Exactly as written, print each record in the listing.

### EXERCISE DATA
• • • •

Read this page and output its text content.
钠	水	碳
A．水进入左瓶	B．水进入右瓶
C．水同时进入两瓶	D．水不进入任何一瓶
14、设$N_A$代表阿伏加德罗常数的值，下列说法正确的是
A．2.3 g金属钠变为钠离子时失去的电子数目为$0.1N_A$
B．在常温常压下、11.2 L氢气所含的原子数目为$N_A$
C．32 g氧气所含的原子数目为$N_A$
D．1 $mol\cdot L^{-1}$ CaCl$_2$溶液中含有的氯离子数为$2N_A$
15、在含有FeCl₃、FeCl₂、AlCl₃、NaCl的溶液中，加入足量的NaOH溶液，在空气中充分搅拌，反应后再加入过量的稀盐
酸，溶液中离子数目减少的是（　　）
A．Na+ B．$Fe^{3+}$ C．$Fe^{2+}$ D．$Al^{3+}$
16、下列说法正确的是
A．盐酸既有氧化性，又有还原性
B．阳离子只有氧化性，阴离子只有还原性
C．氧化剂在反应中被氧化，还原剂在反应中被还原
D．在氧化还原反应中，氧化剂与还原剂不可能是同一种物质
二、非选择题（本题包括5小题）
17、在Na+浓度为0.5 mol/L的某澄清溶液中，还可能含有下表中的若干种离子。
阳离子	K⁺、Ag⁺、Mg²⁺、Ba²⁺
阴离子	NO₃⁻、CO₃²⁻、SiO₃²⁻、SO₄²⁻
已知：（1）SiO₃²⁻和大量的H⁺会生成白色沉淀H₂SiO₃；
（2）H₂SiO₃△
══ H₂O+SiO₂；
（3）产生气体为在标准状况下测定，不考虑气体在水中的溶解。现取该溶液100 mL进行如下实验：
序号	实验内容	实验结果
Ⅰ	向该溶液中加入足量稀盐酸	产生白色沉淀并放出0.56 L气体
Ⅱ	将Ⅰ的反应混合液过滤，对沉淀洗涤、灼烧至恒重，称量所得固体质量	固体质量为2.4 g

• • • •

### REPLY TO THE TASK
Read this page and output its text content.
钠	水	碳
A．水进入左瓶	B．水进入右瓶
C．水同时进入两瓶	D．水不进入任何一瓶
14、设$N_A$代表阿伏加德罗常数的值，下列说法正确的是
A．2.3 g金属钠变为钠离子时失去的电子数目为$0.1N_A$
B．在常温常压下、11.2 L氢气所含的原子数目为$N_A$
C．32 g氧气所含的原子数目为$N_A$
D．1 $mol\cdot L^{-1}$ CaCl$_2$溶液中含有的氯离子数为$2N_A$
15、在含有FeCl₃、FeCl₂、AlCl₃、NaCl的溶液中，加入足量的NaOH溶液，在空气中充分搅拌，反应后再加入过量的稀盐
酸，溶液中离子数目减少的是（　　）
A．Na+ B．$Fe^{3+}$ C．$Fe^{2+}$ D．$Al^{3+}$
16、下列说法正确的是
A．盐酸既有氧化性，又有还原性
B．阳离子只有氧化性，阴离子只有还原性
C．氧化剂在反应中被氧化，还原剂在反应中被还原
D．在氧化还原反应中，氧化剂与还原剂不可能是同一种物质
二、非选择题（本题包括5小题）
17、在Na+浓度为0.5 mol/L的某澄清溶液中，还可能含有下表中的若干种离子。
阳离子	K⁺、Ag⁺、Mg²⁺、Ba²⁺
阴离子	NO₃⁻、CO₃²⁻、SiO₃²⁻、SO₄²⁻
已知：（1）SiO₃²⁻和大量的H⁺会生成白色沉淀H₂SiO₃；
（2）H₂SiO₃△
══ H₂O+SiO₂；
（3）产生气体为在标准状况下测定，不考虑气体在水中的溶解。现取该溶液100 mL进行如下实验：
序号	实验内容	实验结果
Ⅰ	向该溶液中加入足量稀盐酸	产生白色沉淀并放出0.56 L气体
Ⅱ	将Ⅰ的反应混合液过滤，对沉淀洗涤、灼烧至恒重，称量所得固体质量	固体质量为2.4 g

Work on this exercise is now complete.